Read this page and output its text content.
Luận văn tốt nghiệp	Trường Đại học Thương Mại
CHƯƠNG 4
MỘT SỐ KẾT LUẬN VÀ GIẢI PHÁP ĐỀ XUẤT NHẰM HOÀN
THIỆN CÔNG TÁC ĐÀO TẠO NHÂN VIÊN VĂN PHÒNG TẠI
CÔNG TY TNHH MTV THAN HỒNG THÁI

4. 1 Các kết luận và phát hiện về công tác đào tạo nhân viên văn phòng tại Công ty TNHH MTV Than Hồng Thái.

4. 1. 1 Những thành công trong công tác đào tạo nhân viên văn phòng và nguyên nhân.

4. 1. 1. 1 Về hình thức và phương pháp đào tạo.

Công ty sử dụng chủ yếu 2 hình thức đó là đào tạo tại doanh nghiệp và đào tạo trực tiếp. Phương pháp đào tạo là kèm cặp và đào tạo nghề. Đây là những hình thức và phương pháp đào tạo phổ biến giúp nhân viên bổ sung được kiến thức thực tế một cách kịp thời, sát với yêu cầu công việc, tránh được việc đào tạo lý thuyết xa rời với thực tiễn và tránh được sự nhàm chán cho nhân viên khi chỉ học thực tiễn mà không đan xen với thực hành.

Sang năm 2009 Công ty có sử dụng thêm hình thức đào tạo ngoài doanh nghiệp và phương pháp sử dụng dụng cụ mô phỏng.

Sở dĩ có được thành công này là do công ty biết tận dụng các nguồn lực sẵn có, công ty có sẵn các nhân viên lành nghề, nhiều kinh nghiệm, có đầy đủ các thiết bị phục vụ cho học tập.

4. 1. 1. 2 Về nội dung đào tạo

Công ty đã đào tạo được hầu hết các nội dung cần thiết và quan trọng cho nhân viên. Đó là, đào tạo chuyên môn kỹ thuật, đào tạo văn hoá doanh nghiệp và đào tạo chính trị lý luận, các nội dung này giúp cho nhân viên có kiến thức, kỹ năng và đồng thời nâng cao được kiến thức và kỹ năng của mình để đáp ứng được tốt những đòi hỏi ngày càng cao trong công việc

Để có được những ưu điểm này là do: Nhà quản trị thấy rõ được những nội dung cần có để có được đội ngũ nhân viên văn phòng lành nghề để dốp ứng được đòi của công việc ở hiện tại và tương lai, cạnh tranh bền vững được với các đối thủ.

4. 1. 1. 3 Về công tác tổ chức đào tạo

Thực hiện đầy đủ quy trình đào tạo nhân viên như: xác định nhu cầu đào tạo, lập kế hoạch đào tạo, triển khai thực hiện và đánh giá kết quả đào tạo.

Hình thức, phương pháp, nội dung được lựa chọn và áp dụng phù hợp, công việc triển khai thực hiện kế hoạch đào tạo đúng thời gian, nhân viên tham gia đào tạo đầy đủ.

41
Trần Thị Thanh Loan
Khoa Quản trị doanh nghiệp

◆ Work instructions: Extract the entries above verbatim.

◆ Written response:
Read this page and output its text content.
Luận văn tốt nghiệp	Trường Đại học Thương Mại
CHƯƠNG 4
MỘT SỐ KẾT LUẬN VÀ GIẢI PHÁP ĐỀ XUẤT NHẰM HOÀN
THIỆN CÔNG TÁC ĐÀO TẠO NHÂN VIÊN VĂN PHÒNG TẠI
CÔNG TY TNHH MTV THAN HỒNG THÁI

4. 1 Các kết luận và phát hiện về công tác đào tạo nhân viên văn phòng tại Công ty TNHH MTV Than Hồng Thái.

4. 1. 1 Những thành công trong công tác đào tạo nhân viên văn phòng và nguyên nhân.

4. 1. 1. 1 Về hình thức và phương pháp đào tạo.

Công ty sử dụng chủ yếu 2 hình thức đó là đào tạo tại doanh nghiệp và đào tạo trực tiếp. Phương pháp đào tạo là kèm cặp và đào tạo nghề. Đây là những hình thức và phương pháp đào tạo phổ biến giúp nhân viên bổ sung được kiến thức thực tế một cách kịp thời, sát với yêu cầu công việc, tránh được việc đào tạo lý thuyết xa rời với thực tiễn và tránh được sự nhàm chán cho nhân viên khi chỉ học thực tiễn mà không đan xen với thực hành.

Sang năm 2009 Công ty có sử dụng thêm hình thức đào tạo ngoài doanh nghiệp và phương pháp sử dụng dụng cụ mô phỏng.

Sở dĩ có được thành công này là do công ty biết tận dụng các nguồn lực sẵn có, công ty có sẵn các nhân viên lành nghề, nhiều kinh nghiệm, có đầy đủ các thiết bị phục vụ cho học tập.

4. 1. 1. 2 Về nội dung đào tạo

Công ty đã đào tạo được hầu hết các nội dung cần thiết và quan trọng cho nhân viên. Đó là, đào tạo chuyên môn kỹ thuật, đào tạo văn hoá doanh nghiệp và đào tạo chính trị lý luận, các nội dung này giúp cho nhân viên có kiến thức, kỹ năng và đồng thời nâng cao được kiến thức và kỹ năng của mình để đáp ứng được tốt những đòi hỏi ngày càng cao trong công việc

Để có được những ưu điểm này là do: Nhà quản trị thấy rõ được những nội dung cần có để có được đội ngũ nhân viên văn phòng lành nghề để dốp ứng được đòi của công việc ở hiện tại và tương lai, cạnh tranh bền vững được với các đối thủ.

4. 1. 1. 3 Về công tác tổ chức đào tạo

Thực hiện đầy đủ quy trình đào tạo nhân viên như: xác định nhu cầu đào tạo, lập kế hoạch đào tạo, triển khai thực hiện và đánh giá kết quả đào tạo.

Hình thức, phương pháp, nội dung được lựa chọn và áp dụng phù hợp, công việc triển khai thực hiện kế hoạch đào tạo đúng thời gian, nhân viên tham gia đào tạo đầy đủ.

41
Trần Thị Thanh Loan
Khoa Quản trị doanh nghiệp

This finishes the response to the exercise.